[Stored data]
* Begin *

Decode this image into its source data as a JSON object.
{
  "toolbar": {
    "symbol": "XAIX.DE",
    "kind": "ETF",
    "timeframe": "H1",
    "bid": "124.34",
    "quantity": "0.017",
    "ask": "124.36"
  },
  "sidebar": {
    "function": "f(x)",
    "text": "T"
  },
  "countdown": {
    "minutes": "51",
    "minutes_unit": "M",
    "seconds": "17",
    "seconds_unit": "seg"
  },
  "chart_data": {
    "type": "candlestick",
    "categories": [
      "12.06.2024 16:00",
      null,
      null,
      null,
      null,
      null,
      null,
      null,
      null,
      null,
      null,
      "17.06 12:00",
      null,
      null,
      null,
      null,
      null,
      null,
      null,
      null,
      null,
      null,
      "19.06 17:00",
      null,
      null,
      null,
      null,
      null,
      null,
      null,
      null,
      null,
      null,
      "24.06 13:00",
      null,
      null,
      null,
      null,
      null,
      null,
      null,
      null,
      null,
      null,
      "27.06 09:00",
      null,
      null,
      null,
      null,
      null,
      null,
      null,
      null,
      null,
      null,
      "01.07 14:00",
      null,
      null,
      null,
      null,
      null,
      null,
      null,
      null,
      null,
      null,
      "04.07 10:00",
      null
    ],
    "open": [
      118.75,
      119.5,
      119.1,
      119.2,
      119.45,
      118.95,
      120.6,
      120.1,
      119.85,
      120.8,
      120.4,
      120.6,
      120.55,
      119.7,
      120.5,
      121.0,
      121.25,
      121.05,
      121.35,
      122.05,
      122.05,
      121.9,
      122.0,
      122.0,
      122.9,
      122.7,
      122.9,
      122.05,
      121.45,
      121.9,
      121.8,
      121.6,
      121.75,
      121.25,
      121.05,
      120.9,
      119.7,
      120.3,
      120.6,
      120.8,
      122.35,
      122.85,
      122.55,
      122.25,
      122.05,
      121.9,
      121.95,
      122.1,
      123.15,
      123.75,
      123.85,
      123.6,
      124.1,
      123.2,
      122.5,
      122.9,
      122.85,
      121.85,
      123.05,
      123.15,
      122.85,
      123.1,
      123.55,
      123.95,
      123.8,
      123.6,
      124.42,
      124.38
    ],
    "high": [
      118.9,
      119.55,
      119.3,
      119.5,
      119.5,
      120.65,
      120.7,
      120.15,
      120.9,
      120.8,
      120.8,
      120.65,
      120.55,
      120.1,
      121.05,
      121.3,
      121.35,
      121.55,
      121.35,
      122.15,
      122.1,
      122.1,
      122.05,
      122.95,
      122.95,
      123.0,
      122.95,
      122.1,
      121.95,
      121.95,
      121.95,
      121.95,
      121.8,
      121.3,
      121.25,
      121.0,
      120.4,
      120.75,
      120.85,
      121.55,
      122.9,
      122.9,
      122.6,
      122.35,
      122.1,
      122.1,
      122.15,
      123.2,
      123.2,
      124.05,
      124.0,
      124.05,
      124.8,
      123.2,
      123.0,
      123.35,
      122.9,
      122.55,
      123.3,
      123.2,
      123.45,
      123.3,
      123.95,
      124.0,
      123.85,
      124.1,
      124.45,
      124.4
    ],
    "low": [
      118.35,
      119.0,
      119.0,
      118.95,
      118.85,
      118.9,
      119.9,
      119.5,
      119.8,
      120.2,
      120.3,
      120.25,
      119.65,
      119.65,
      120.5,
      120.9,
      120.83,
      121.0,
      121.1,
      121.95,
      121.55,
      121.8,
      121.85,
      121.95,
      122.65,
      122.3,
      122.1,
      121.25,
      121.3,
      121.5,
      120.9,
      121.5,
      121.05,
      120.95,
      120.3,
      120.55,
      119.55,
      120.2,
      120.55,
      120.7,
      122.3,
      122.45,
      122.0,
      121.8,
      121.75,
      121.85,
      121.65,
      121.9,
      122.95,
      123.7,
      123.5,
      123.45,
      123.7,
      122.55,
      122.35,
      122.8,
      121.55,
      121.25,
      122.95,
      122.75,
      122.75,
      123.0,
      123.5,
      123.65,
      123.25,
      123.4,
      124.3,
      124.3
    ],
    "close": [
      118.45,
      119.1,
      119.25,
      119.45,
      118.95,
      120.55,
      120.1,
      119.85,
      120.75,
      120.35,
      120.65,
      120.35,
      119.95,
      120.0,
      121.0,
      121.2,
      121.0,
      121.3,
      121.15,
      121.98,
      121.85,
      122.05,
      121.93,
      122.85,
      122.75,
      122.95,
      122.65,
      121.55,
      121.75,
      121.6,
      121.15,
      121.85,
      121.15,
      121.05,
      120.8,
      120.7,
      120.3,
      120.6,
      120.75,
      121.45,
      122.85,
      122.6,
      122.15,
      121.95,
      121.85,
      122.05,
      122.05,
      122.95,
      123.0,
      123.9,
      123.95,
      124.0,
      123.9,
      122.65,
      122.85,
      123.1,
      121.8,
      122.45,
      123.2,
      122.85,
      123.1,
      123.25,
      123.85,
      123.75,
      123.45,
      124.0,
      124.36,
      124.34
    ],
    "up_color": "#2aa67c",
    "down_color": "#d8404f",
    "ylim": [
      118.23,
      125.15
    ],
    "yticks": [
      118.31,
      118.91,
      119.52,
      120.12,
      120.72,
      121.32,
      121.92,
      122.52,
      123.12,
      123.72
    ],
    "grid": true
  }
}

* End *

### [What to do]
Restate every line of the data word for word.

### [Expected answer]
Decode this image into its source data as a JSON object.
{
  "toolbar": {
    "symbol": "XAIX.DE",
    "kind": "ETF",
    "timeframe": "H1",
    "bid": "124.34",
    "quantity": "0.017",
    "ask": "124.36"
  },
  "sidebar": {
    "function": "f(x)",
    "text": "T"
  },
  "countdown": {
    "minutes": "51",
    "minutes_unit": "M",
    "seconds": "17",
    "seconds_unit": "seg"
  },
  "chart_data": {
    "type": "candlestick",
    "categories": [
      "12.06.2024 16:00",
      null,
      null,
      null,
      null,
      null,
      null,
      null,
      null,
      null,
      null,
      "17.06 12:00",
      null,
      null,
      null,
      null,
      null,
      null,
      null,
      null,
      null,
      null,
      "19.06 17:00",
      null,
      null,
      null,
      null,
      null,
      null,
      null,
      null,
      null,
      null,
      "24.06 13:00",
      null,
      null,
      null,
      null,
      null,
      null,
      null,
      null,
      null,
      null,
      "27.06 09:00",
      null,
      null,
      null,
      null,
      null,
      null,
      null,
      null,
      null,
      null,
      "01.07 14:00",
      null,
      null,
      null,
      null,
      null,
      null,
      null,
      null,
      null,
      null,
      "04.07 10:00",
      null
    ],
    "open": [
      118.75,
      119.5,
      119.1,
      119.2,
      119.45,
      118.95,
      120.6,
      120.1,
      119.85,
      120.8,
      120.4,
      120.6,
      120.55,
      119.7,
      120.5,
      121.0,
      121.25,
      121.05,
      121.35,
      122.05,
      122.05,
      121.9,
      122.0,
      122.0,
      122.9,
      122.7,
      122.9,
      122.05,
      121.45,
      121.9,
      121.8,
      121.6,
      121.75,
      121.25,
      121.05,
      120.9,
      119.7,
      120.3,
      120.6,
      120.8,
      122.35,
      122.85,
      122.55,
      122.25,
      122.05,
      121.9,
      121.95,
      122.1,
      123.15,
      123.75,
      123.85,
      123.6,
      124.1,
      123.2,
      122.5,
      122.9,
      122.85,
      121.85,
      123.05,
      123.15,
      122.85,
      123.1,
      123.55,
      123.95,
      123.8,
      123.6,
      124.42,
      124.38
    ],
    "high": [
      118.9,
      119.55,
      119.3,
      119.5,
      119.5,
      120.65,
      120.7,
      120.15,
      120.9,
      120.8,
      120.8,
      120.65,
      120.55,
      120.1,
      121.05,
      121.3,
      121.35,
      121.55,
      121.35,
      122.15,
      122.1,
      122.1,
      122.05,
      122.95,
      122.95,
      123.0,
      122.95,
      122.1,
      121.95,
      121.95,
      121.95,
      121.95,
      121.8,
      121.3,
      121.25,
      121.0,
      120.4,
      120.75,
      120.85,
      121.55,
      122.9,
      122.9,
      122.6,
      122.35,
      122.1,
      122.1,
      122.15,
      123.2,
      123.2,
      124.05,
      124.0,
      124.05,
      124.8,
      123.2,
      123.0,
      123.35,
      122.9,
      122.55,
      123.3,
      123.2,
      123.45,
      123.3,
      123.95,
      124.0,
      123.85,
      124.1,
      124.45,
      124.4
    ],
    "low": [
      118.35,
      119.0,
      119.0,
      118.95,
      118.85,
      118.9,
      119.9,
      119.5,
      119.8,
      120.2,
      120.3,
      120.25,
      119.65,
      119.65,
      120.5,
      120.9,
      120.83,
      121.0,
      121.1,
      121.95,
      121.55,
      121.8,
      121.85,
      121.95,
      122.65,
      122.3,
      122.1,
      121.25,
      121.3,
      121.5,
      120.9,
      121.5,
      121.05,
      120.95,
      120.3,
      120.55,
      119.55,
      120.2,
      120.55,
      120.7,
      122.3,
      122.45,
      122.0,
      121.8,
      121.75,
      121.85,
      121.65,
      121.9,
      122.95,
      123.7,
      123.5,
      123.45,
      123.7,
      122.55,
      122.35,
      122.8,
      121.55,
      121.25,
      122.95,
      122.75,
      122.75,
      123.0,
      123.5,
      123.65,
      123.25,
      123.4,
      124.3,
      124.3
    ],
    "close": [
      118.45,
      119.1,
      119.25,
      119.45,
      118.95,
      120.55,
      120.1,
      119.85,
      120.75,
      120.35,
      120.65,
      120.35,
      119.95,
      120.0,
      121.0,
      121.2,
      121.0,
      121.3,
      121.15,
      121.98,
      121.85,
      122.05,
      121.93,
      122.85,
      122.75,
      122.95,
      122.65,
      121.55,
      121.75,
      121.6,
      121.15,
      121.85,
      121.15,
      121.05,
      120.8,
      120.7,
      120.3,
      120.6,
      120.75,
      121.45,
      122.85,
      122.6,
      122.15,
      121.95,
      121.85,
      122.05,
      122.05,
      122.95,
      123.0,
      123.9,
      123.95,
      124.0,
      123.9,
      122.65,
      122.85,
      123.1,
      121.8,
      122.45,
      123.2,
      122.85,
      123.1,
      123.25,
      123.85,
      123.75,
      123.45,
      124.0,
      124.36,
      124.34
    ],
    "up_color": "#2aa67c",
    "down_color": "#d8404f",
    "ylim": [
      118.23,
      125.15
    ],
    "yticks": [
      118.31,
      118.91,
      119.52,
      120.12,
      120.72,
      121.32,
      121.92,
      122.52,
      123.12,
      123.72
    ],
    "grid": true
  }
}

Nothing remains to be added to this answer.